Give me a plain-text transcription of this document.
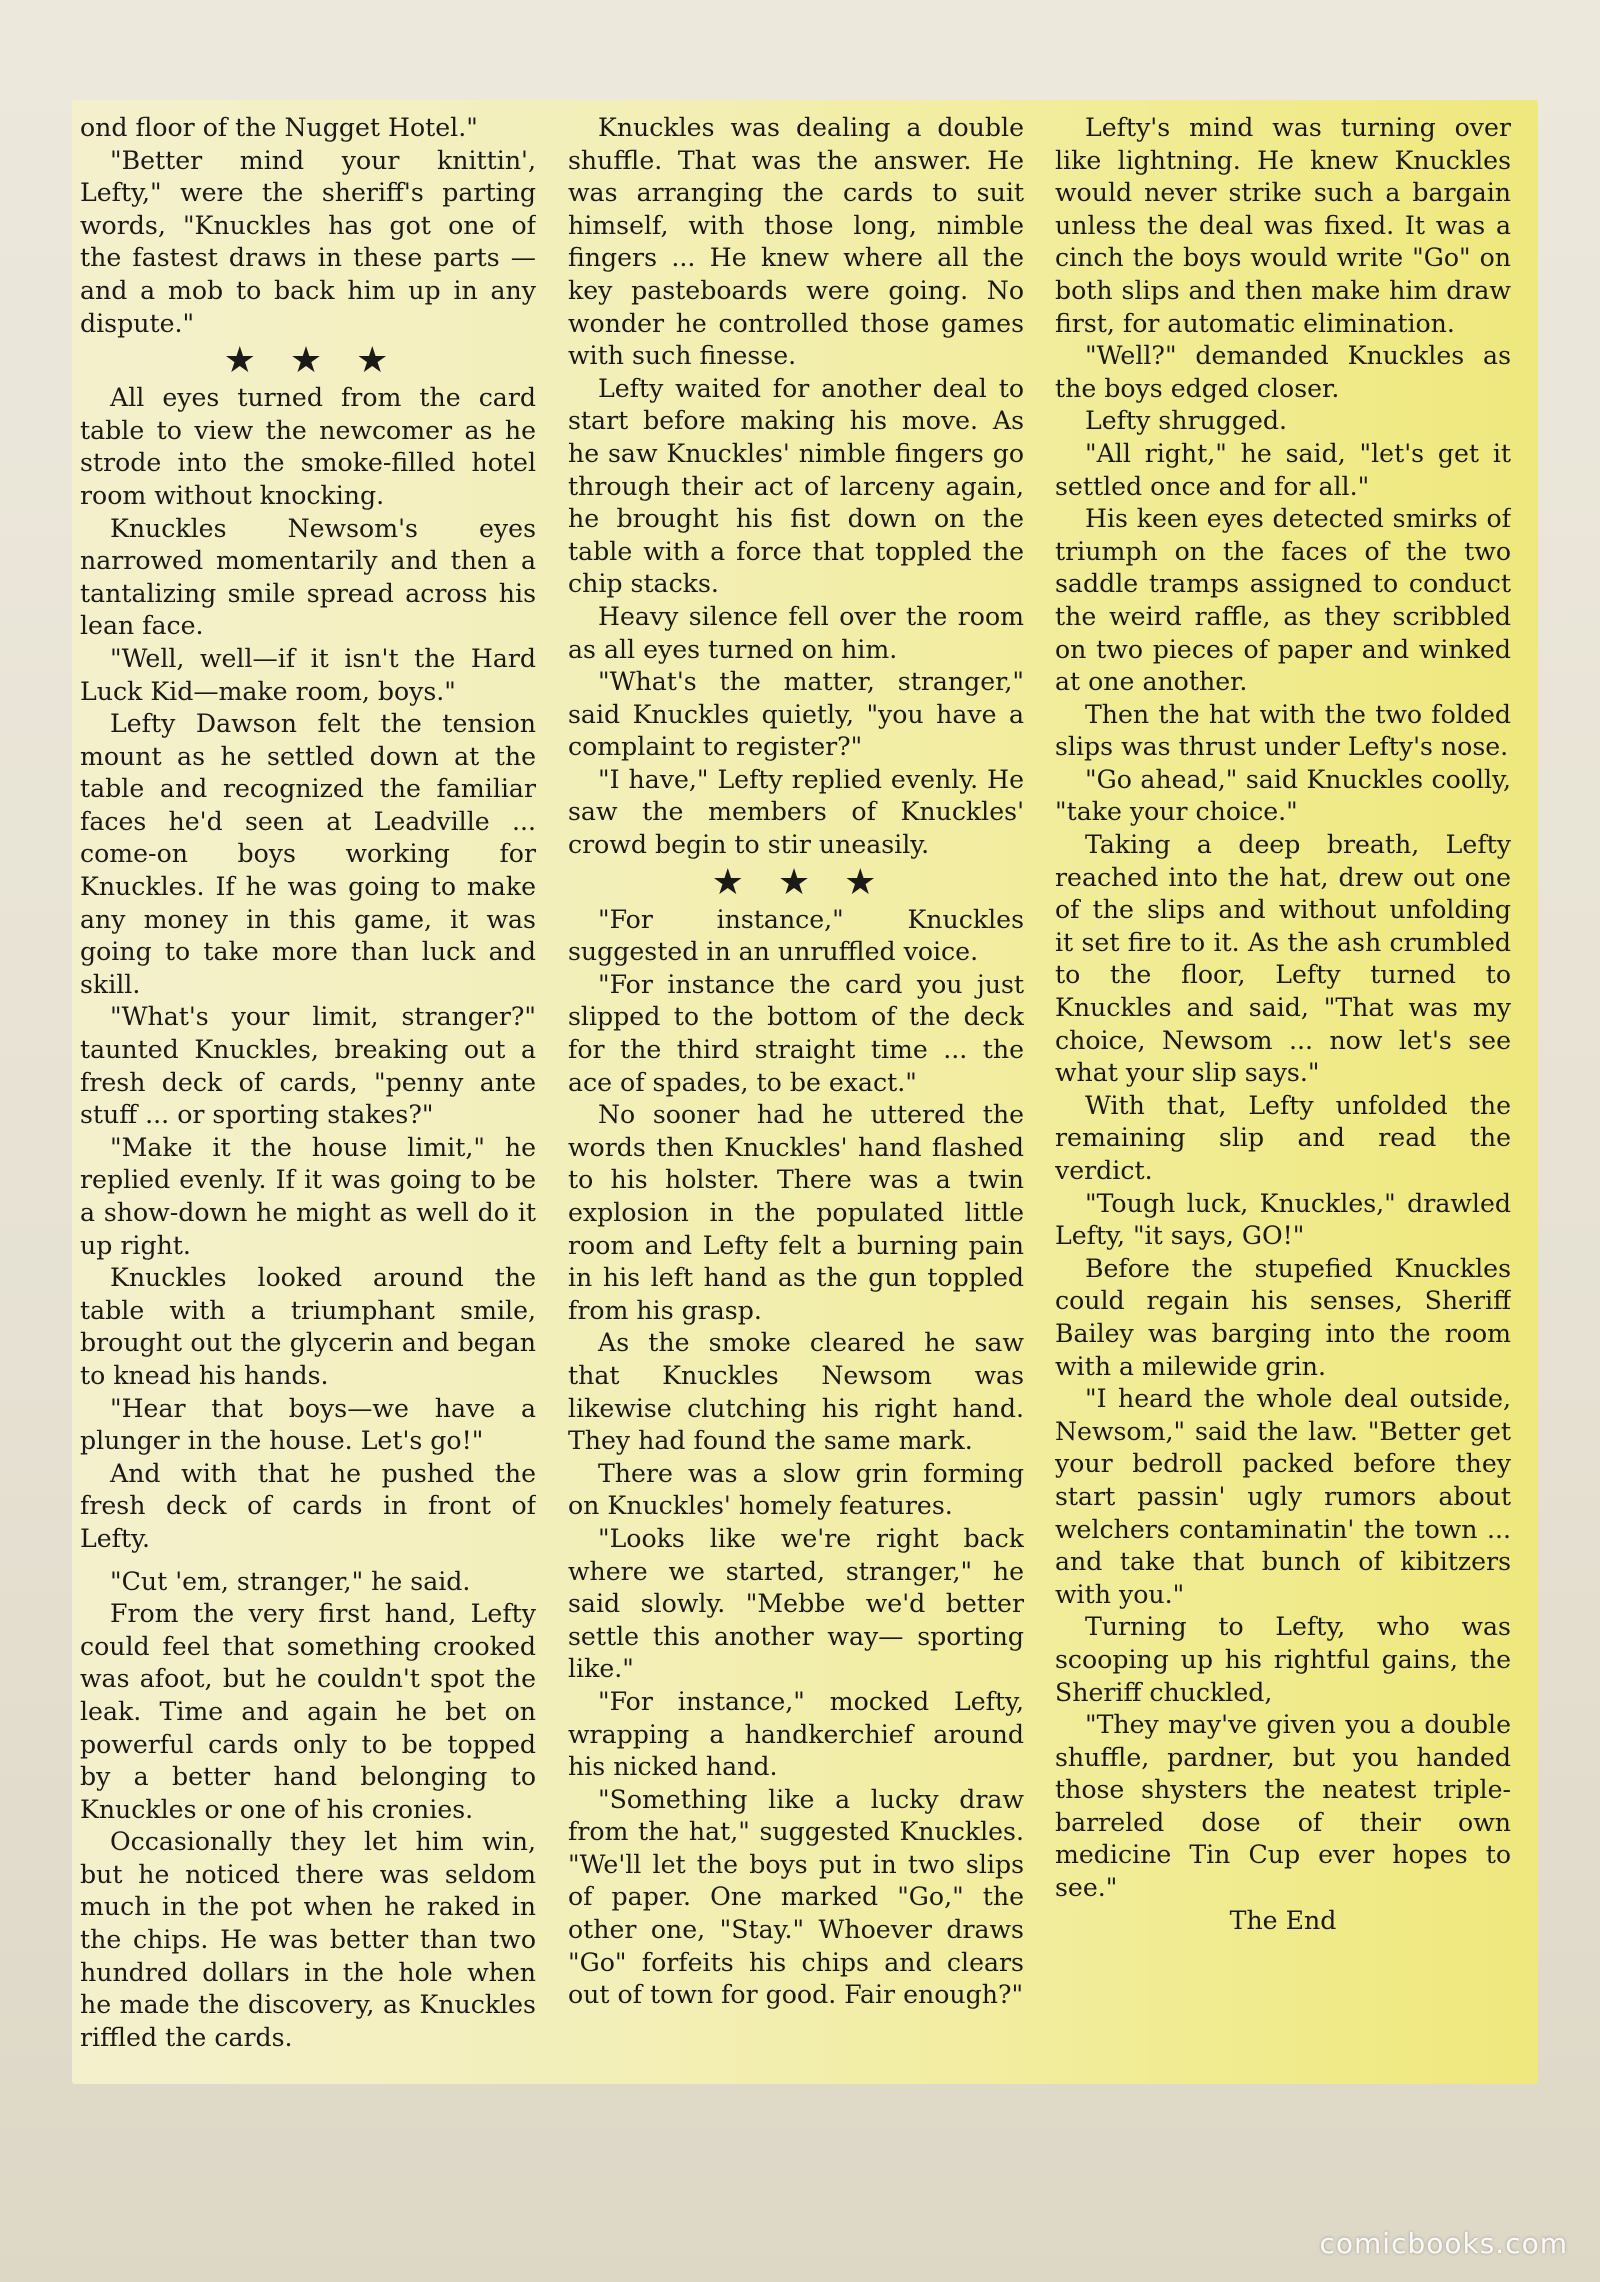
ond floor of the Nugget Hotel."

"Better mind your knittin', Lefty," were the sheriff's parting words, "Knuckles has got one of the fastest draws in these parts —and a mob to back him up in any dispute."

★★★

All eyes turned from the card table to view the newcomer as he strode into the smoke-filled hotel room without knocking.

Knuckles Newsom's eyes narrowed momentarily and then a tantalizing smile spread across his lean face.

"Well, well—if it isn't the Hard Luck Kid—make room, boys."

Lefty Dawson felt the tension mount as he settled down at the table and recognized the familiar faces he'd seen at Leadville ... come-on boys working for Knuckles. If he was going to make any money in this game, it was going to take more than luck and skill.

"What's your limit, stranger?" taunted Knuckles, breaking out a fresh deck of cards, "penny ante stuff ... or sporting stakes?"

"Make it the house limit," he replied evenly. If it was going to be a show-down he might as well do it up right.

Knuckles looked around the table with a triumphant smile, brought out the glycerin and began to knead his hands.

"Hear that boys—we have a plunger in the house. Let's go!"

And with that he pushed the fresh deck of cards in front of Lefty.

"Cut 'em, stranger," he said.

From the very first hand, Lefty could feel that something crooked was afoot, but he couldn't spot the leak. Time and again he bet on powerful cards only to be topped by a better hand belonging to Knuckles or one of his cronies.

Occasionally they let him win, but he noticed there was seldom much in the pot when he raked in the chips. He was better than two hundred dollars in the hole when he made the discovery, as Knuckles riffled the cards.

Knuckles was dealing a double shuffle. That was the answer. He was arranging the cards to suit himself, with those long, nimble fingers ... He knew where all the key pasteboards were going. No wonder he controlled those games with such finesse.

Lefty waited for another deal to start before making his move. As he saw Knuckles' nimble fingers go through their act of larceny again, he brought his fist down on the table with a force that toppled the chip stacks.

Heavy silence fell over the room as all eyes turned on him.

"What's the matter, stranger," said Knuckles quietly, "you have a complaint to register?"

"I have," Lefty replied evenly. He saw the members of Knuckles' crowd begin to stir uneasily.

★★★

"For instance," Knuckles suggested in an unruffled voice.

"For instance the card you just slipped to the bottom of the deck for the third straight time ... the ace of spades, to be exact."

No sooner had he uttered the words then Knuckles' hand flashed to his holster. There was a twin explosion in the populated little room and Lefty felt a burning pain in his left hand as the gun toppled from his grasp.

As the smoke cleared he saw that Knuckles Newsom was likewise clutching his right hand. They had found the same mark.

There was a slow grin forming on Knuckles' homely features.

"Looks like we're right back where we started, stranger," he said slowly. "Mebbe we'd better settle this another way— sporting like."

"For instance," mocked Lefty, wrapping a handkerchief around his nicked hand.

"Something like a lucky draw from the hat," suggested Knuckles. "We'll let the boys put in two slips of paper. One marked "Go," the other one, "Stay." Whoever draws "Go" forfeits his chips and clears out of town for good. Fair enough?"

Lefty's mind was turning over like lightning. He knew Knuckles would never strike such a bargain unless the deal was fixed. It was a cinch the boys would write "Go" on both slips and then make him draw first, for automatic elimination.

"Well?" demanded Knuckles as the boys edged closer.

Lefty shrugged.

"All right," he said, "let's get it settled once and for all."

His keen eyes detected smirks of triumph on the faces of the two saddle tramps assigned to conduct the weird raffle, as they scribbled on two pieces of paper and winked at one another.

Then the hat with the two folded slips was thrust under Lefty's nose.

"Go ahead," said Knuckles coolly, "take your choice."

Taking a deep breath, Lefty reached into the hat, drew out one of the slips and without unfolding it set fire to it. As the ash crumbled to the floor, Lefty turned to Knuckles and said, "That was my choice, Newsom ... now let's see what your slip says."

With that, Lefty unfolded the remaining slip and read the verdict.

"Tough luck, Knuckles," drawled Lefty, "it says, GO!"

Before the stupefied Knuckles could regain his senses, Sheriff Bailey was barging into the room with a milewide grin.

"I heard the whole deal outside, Newsom," said the law. "Better get your bedroll packed before they start passin' ugly rumors about welchers contaminatin' the town ... and take that bunch of kibitzers with you."

Turning to Lefty, who was scooping up his rightful gains, the Sheriff chuckled,

"They may've given you a double shuffle, pardner, but you handed those shysters the neatest triple-barreled dose of their own medicine Tin Cup ever hopes to see."

The End

comicbooks.com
++++++++++++++++++++
- _To do_:
All of the lines above should be retyped precisely, apart from the pictures.

- _Response_:
Give me a plain-text transcription of this document.
ond floor of the Nugget Hotel."

"Better mind your knittin', Lefty," were the sheriff's parting words, "Knuckles has got one of the fastest draws in these parts —and a mob to back him up in any dispute."

★★★

All eyes turned from the card table to view the newcomer as he strode into the smoke-filled hotel room without knocking.

Knuckles Newsom's eyes narrowed momentarily and then a tantalizing smile spread across his lean face.

"Well, well—if it isn't the Hard Luck Kid—make room, boys."

Lefty Dawson felt the tension mount as he settled down at the table and recognized the familiar faces he'd seen at Leadville ... come-on boys working for Knuckles. If he was going to make any money in this game, it was going to take more than luck and skill.

"What's your limit, stranger?" taunted Knuckles, breaking out a fresh deck of cards, "penny ante stuff ... or sporting stakes?"

"Make it the house limit," he replied evenly. If it was going to be a show-down he might as well do it up right.

Knuckles looked around the table with a triumphant smile, brought out the glycerin and began to knead his hands.

"Hear that boys—we have a plunger in the house. Let's go!"

And with that he pushed the fresh deck of cards in front of Lefty.

"Cut 'em, stranger," he said.

From the very first hand, Lefty could feel that something crooked was afoot, but he couldn't spot the leak. Time and again he bet on powerful cards only to be topped by a better hand belonging to Knuckles or one of his cronies.

Occasionally they let him win, but he noticed there was seldom much in the pot when he raked in the chips. He was better than two hundred dollars in the hole when he made the discovery, as Knuckles riffled the cards.

Knuckles was dealing a double shuffle. That was the answer. He was arranging the cards to suit himself, with those long, nimble fingers ... He knew where all the key pasteboards were going. No wonder he controlled those games with such finesse.

Lefty waited for another deal to start before making his move. As he saw Knuckles' nimble fingers go through their act of larceny again, he brought his fist down on the table with a force that toppled the chip stacks.

Heavy silence fell over the room as all eyes turned on him.

"What's the matter, stranger," said Knuckles quietly, "you have a complaint to register?"

"I have," Lefty replied evenly. He saw the members of Knuckles' crowd begin to stir uneasily.

★★★

"For instance," Knuckles suggested in an unruffled voice.

"For instance the card you just slipped to the bottom of the deck for the third straight time ... the ace of spades, to be exact."

No sooner had he uttered the words then Knuckles' hand flashed to his holster. There was a twin explosion in the populated little room and Lefty felt a burning pain in his left hand as the gun toppled from his grasp.

As the smoke cleared he saw that Knuckles Newsom was likewise clutching his right hand. They had found the same mark.

There was a slow grin forming on Knuckles' homely features.

"Looks like we're right back where we started, stranger," he said slowly. "Mebbe we'd better settle this another way— sporting like."

"For instance," mocked Lefty, wrapping a handkerchief around his nicked hand.

"Something like a lucky draw from the hat," suggested Knuckles. "We'll let the boys put in two slips of paper. One marked "Go," the other one, "Stay." Whoever draws "Go" forfeits his chips and clears out of town for good. Fair enough?"

Lefty's mind was turning over like lightning. He knew Knuckles would never strike such a bargain unless the deal was fixed. It was a cinch the boys would write "Go" on both slips and then make him draw first, for automatic elimination.

"Well?" demanded Knuckles as the boys edged closer.

Lefty shrugged.

"All right," he said, "let's get it settled once and for all."

His keen eyes detected smirks of triumph on the faces of the two saddle tramps assigned to conduct the weird raffle, as they scribbled on two pieces of paper and winked at one another.

Then the hat with the two folded slips was thrust under Lefty's nose.

"Go ahead," said Knuckles coolly, "take your choice."

Taking a deep breath, Lefty reached into the hat, drew out one of the slips and without unfolding it set fire to it. As the ash crumbled to the floor, Lefty turned to Knuckles and said, "That was my choice, Newsom ... now let's see what your slip says."

With that, Lefty unfolded the remaining slip and read the verdict.

"Tough luck, Knuckles," drawled Lefty, "it says, GO!"

Before the stupefied Knuckles could regain his senses, Sheriff Bailey was barging into the room with a milewide grin.

"I heard the whole deal outside, Newsom," said the law. "Better get your bedroll packed before they start passin' ugly rumors about welchers contaminatin' the town ... and take that bunch of kibitzers with you."

Turning to Lefty, who was scooping up his rightful gains, the Sheriff chuckled,

"They may've given you a double shuffle, pardner, but you handed those shysters the neatest triple-barreled dose of their own medicine Tin Cup ever hopes to see."

The End

comicbooks.com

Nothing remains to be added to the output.